Given instruction - Every line that holds "JSON" should be shown.

Task input -
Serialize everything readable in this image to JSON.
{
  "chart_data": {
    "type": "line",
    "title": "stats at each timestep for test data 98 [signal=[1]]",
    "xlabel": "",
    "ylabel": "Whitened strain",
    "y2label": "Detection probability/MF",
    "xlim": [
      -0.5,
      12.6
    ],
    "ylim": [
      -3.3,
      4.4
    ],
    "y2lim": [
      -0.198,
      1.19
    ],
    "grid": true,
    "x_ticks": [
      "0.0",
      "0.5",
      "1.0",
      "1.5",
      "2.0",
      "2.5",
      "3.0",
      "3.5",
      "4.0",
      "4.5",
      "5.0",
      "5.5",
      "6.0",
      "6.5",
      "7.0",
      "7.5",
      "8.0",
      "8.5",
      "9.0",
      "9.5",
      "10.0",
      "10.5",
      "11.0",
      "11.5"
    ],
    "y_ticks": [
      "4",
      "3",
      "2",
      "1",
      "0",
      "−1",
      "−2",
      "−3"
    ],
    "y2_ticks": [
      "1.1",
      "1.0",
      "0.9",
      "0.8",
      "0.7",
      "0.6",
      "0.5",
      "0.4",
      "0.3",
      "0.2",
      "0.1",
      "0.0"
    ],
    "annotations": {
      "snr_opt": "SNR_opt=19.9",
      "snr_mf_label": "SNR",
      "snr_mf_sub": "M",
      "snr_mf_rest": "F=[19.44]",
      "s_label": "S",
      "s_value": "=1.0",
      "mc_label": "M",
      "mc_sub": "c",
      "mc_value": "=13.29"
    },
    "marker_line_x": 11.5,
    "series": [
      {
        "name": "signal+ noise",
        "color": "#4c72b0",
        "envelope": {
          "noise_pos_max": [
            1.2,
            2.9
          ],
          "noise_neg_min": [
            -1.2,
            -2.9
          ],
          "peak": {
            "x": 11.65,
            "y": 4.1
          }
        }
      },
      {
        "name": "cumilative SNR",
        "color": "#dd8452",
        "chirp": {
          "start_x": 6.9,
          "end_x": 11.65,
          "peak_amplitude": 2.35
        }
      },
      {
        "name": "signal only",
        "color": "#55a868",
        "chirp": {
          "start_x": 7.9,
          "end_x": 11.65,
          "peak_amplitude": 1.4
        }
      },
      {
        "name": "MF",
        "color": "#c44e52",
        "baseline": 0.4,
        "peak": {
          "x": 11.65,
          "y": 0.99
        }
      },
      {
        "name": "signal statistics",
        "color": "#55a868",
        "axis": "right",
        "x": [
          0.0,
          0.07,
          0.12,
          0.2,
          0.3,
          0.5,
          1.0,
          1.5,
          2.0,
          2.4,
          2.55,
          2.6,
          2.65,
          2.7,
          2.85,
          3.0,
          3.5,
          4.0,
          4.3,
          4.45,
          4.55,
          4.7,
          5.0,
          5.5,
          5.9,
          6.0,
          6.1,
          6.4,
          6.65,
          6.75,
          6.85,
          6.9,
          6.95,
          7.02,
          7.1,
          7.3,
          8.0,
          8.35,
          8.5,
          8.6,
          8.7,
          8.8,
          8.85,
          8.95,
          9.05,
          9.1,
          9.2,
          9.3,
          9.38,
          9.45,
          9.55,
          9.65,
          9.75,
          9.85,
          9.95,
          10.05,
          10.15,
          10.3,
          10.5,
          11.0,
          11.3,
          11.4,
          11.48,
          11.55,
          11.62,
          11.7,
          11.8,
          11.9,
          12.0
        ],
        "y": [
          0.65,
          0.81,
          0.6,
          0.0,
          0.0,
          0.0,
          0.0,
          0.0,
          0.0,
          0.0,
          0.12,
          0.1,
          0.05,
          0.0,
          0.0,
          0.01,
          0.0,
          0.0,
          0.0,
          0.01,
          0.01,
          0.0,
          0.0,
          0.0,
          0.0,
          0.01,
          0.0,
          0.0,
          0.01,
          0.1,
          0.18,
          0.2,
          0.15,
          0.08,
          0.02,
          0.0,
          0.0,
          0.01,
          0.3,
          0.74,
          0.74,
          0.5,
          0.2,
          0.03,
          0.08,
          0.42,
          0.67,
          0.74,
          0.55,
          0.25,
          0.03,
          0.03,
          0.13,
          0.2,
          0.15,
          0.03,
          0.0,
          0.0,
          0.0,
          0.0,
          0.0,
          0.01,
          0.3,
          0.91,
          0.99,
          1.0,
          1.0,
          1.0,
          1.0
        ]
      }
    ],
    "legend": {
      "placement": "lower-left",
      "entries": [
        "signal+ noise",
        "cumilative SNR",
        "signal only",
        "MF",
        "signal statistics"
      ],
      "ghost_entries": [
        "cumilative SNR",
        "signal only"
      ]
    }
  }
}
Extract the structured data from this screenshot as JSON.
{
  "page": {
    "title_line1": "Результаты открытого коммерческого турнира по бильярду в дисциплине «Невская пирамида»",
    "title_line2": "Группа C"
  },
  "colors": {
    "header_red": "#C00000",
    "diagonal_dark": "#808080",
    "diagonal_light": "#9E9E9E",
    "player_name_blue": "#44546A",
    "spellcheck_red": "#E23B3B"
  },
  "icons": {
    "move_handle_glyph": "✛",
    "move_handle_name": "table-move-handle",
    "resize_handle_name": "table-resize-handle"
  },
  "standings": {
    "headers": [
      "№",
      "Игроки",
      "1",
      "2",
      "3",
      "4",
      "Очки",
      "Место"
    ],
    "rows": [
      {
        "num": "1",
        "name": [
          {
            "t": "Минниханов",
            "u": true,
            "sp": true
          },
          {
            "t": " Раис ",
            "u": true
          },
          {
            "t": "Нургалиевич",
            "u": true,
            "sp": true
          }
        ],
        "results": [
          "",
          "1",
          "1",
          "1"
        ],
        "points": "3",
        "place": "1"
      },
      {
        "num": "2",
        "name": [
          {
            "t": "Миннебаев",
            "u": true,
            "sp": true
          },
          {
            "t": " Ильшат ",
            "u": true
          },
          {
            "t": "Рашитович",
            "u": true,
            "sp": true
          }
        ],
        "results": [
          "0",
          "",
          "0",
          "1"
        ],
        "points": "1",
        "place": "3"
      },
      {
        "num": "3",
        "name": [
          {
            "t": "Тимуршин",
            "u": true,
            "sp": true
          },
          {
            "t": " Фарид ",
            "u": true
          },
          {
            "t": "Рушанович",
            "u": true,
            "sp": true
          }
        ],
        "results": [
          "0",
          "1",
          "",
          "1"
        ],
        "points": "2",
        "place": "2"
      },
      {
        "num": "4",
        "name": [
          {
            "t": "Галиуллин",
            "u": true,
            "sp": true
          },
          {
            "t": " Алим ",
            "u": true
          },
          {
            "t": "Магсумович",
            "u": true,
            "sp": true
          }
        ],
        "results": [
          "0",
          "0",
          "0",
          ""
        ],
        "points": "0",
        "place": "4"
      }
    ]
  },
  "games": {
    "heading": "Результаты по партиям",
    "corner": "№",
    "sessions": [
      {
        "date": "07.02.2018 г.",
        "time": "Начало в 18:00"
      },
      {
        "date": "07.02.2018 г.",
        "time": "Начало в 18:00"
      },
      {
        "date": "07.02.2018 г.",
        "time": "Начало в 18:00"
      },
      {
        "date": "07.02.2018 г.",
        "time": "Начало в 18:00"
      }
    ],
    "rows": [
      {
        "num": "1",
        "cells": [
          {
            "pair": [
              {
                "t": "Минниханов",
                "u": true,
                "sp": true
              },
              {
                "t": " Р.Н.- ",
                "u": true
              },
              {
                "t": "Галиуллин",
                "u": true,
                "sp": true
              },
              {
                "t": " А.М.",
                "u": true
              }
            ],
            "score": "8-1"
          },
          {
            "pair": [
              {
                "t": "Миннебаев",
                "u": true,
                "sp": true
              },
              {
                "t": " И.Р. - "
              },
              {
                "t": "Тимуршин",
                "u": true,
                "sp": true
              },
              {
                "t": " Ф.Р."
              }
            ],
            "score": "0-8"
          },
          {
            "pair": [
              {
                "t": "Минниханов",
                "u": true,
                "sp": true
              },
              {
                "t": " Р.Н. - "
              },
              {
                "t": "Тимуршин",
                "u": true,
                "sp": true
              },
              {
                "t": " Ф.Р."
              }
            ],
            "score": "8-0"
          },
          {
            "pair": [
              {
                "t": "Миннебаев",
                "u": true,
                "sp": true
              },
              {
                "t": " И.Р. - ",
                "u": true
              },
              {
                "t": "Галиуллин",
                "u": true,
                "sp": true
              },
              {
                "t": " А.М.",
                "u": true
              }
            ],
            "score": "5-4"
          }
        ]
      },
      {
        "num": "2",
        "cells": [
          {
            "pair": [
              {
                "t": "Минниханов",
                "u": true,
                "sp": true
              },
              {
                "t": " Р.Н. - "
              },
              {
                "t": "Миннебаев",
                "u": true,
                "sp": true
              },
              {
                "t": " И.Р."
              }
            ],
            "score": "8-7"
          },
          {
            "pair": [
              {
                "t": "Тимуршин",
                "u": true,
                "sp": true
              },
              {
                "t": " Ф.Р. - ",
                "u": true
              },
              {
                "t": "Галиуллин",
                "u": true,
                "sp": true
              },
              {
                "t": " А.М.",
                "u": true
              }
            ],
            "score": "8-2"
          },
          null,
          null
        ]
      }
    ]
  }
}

Reply -
Serialize everything readable in this image to JSON.
Extract the structured data from this screenshot as JSON.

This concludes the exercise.